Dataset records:

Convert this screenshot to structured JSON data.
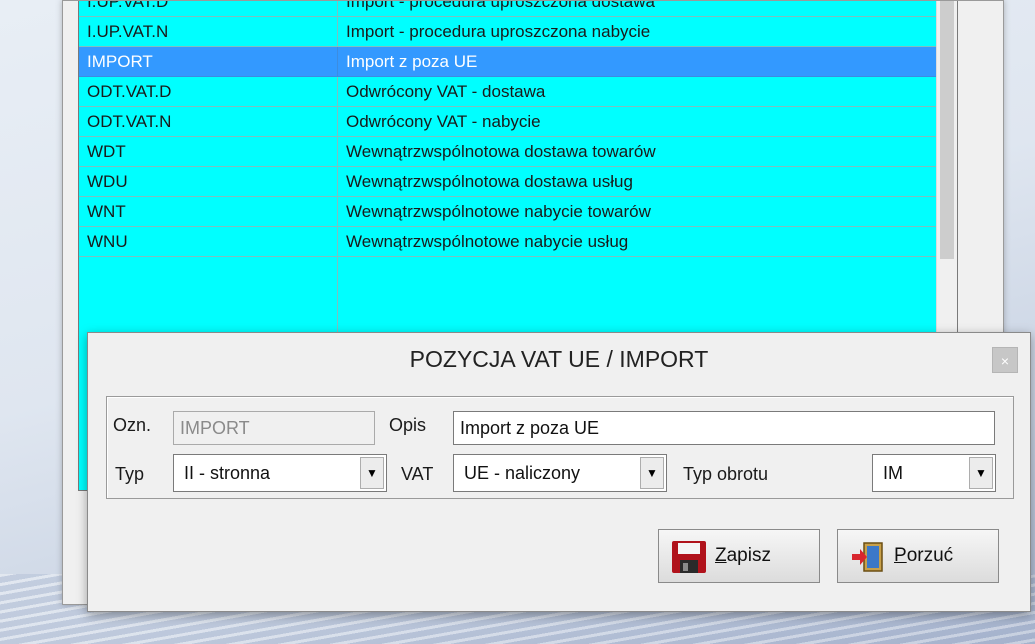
{
  "list": {
    "partial_top": {
      "code": "I.UP.VAT.D",
      "desc": "Import - procedura uproszczona dostawa"
    },
    "rows": [
      {
        "code": "I.UP.VAT.N",
        "desc": "Import - procedura uproszczona nabycie"
      },
      {
        "code": "IMPORT",
        "desc": "Import z poza UE"
      },
      {
        "code": "ODT.VAT.D",
        "desc": "Odwrócony VAT - dostawa"
      },
      {
        "code": "ODT.VAT.N",
        "desc": "Odwrócony VAT - nabycie"
      },
      {
        "code": "WDT",
        "desc": "Wewnątrzwspólnotowa dostawa towarów"
      },
      {
        "code": "WDU",
        "desc": "Wewnątrzwspólnotowa dostawa usług"
      },
      {
        "code": "WNT",
        "desc": "Wewnątrzwspólnotowe nabycie towarów"
      },
      {
        "code": "WNU",
        "desc": "Wewnątrzwspólnotowe nabycie usług"
      }
    ]
  },
  "dialog": {
    "title": "POZYCJA VAT UE / IMPORT",
    "close_glyph": "×",
    "ozn_label": "Ozn.",
    "ozn_value": "IMPORT",
    "opis_label": "Opis",
    "opis_value": "Import z poza UE",
    "typ_label": "Typ",
    "typ_value": "II - stronna",
    "vat_label": "VAT",
    "vat_value": "UE - naliczony",
    "typ_obrotu_label": "Typ obrotu",
    "typ_obrotu_value": "IM",
    "save_mnemonic": "Z",
    "save_rest": "apisz",
    "cancel_mnemonic": "P",
    "cancel_rest": "orzuć",
    "dropdown_glyph": "▼"
  },
  "colors": {
    "row_bg": "#00ffff",
    "row_selected_bg": "#3399ff"
  },
  "icons": {
    "save": "floppy-disk-icon",
    "cancel": "exit-door-icon"
  }
}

PROBLEM: Print out the whole of the material word for word, without pictures.

EXERCISE RESPONSE:
Convert this screenshot to structured JSON data.
{
  "list": {
    "partial_top": {
      "code": "I.UP.VAT.D",
      "desc": "Import - procedura uproszczona dostawa"
    },
    "rows": [
      {
        "code": "I.UP.VAT.N",
        "desc": "Import - procedura uproszczona nabycie"
      },
      {
        "code": "IMPORT",
        "desc": "Import z poza UE"
      },
      {
        "code": "ODT.VAT.D",
        "desc": "Odwrócony VAT - dostawa"
      },
      {
        "code": "ODT.VAT.N",
        "desc": "Odwrócony VAT - nabycie"
      },
      {
        "code": "WDT",
        "desc": "Wewnątrzwspólnotowa dostawa towarów"
      },
      {
        "code": "WDU",
        "desc": "Wewnątrzwspólnotowa dostawa usług"
      },
      {
        "code": "WNT",
        "desc": "Wewnątrzwspólnotowe nabycie towarów"
      },
      {
        "code": "WNU",
        "desc": "Wewnątrzwspólnotowe nabycie usług"
      }
    ]
  },
  "dialog": {
    "title": "POZYCJA VAT UE / IMPORT",
    "close_glyph": "×",
    "ozn_label": "Ozn.",
    "ozn_value": "IMPORT",
    "opis_label": "Opis",
    "opis_value": "Import z poza UE",
    "typ_label": "Typ",
    "typ_value": "II - stronna",
    "vat_label": "VAT",
    "vat_value": "UE - naliczony",
    "typ_obrotu_label": "Typ obrotu",
    "typ_obrotu_value": "IM",
    "save_mnemonic": "Z",
    "save_rest": "apisz",
    "cancel_mnemonic": "P",
    "cancel_rest": "orzuć",
    "dropdown_glyph": "▼"
  },
  "colors": {
    "row_bg": "#00ffff",
    "row_selected_bg": "#3399ff"
  },
  "icons": {
    "save": "floppy-disk-icon",
    "cancel": "exit-door-icon"
  }
}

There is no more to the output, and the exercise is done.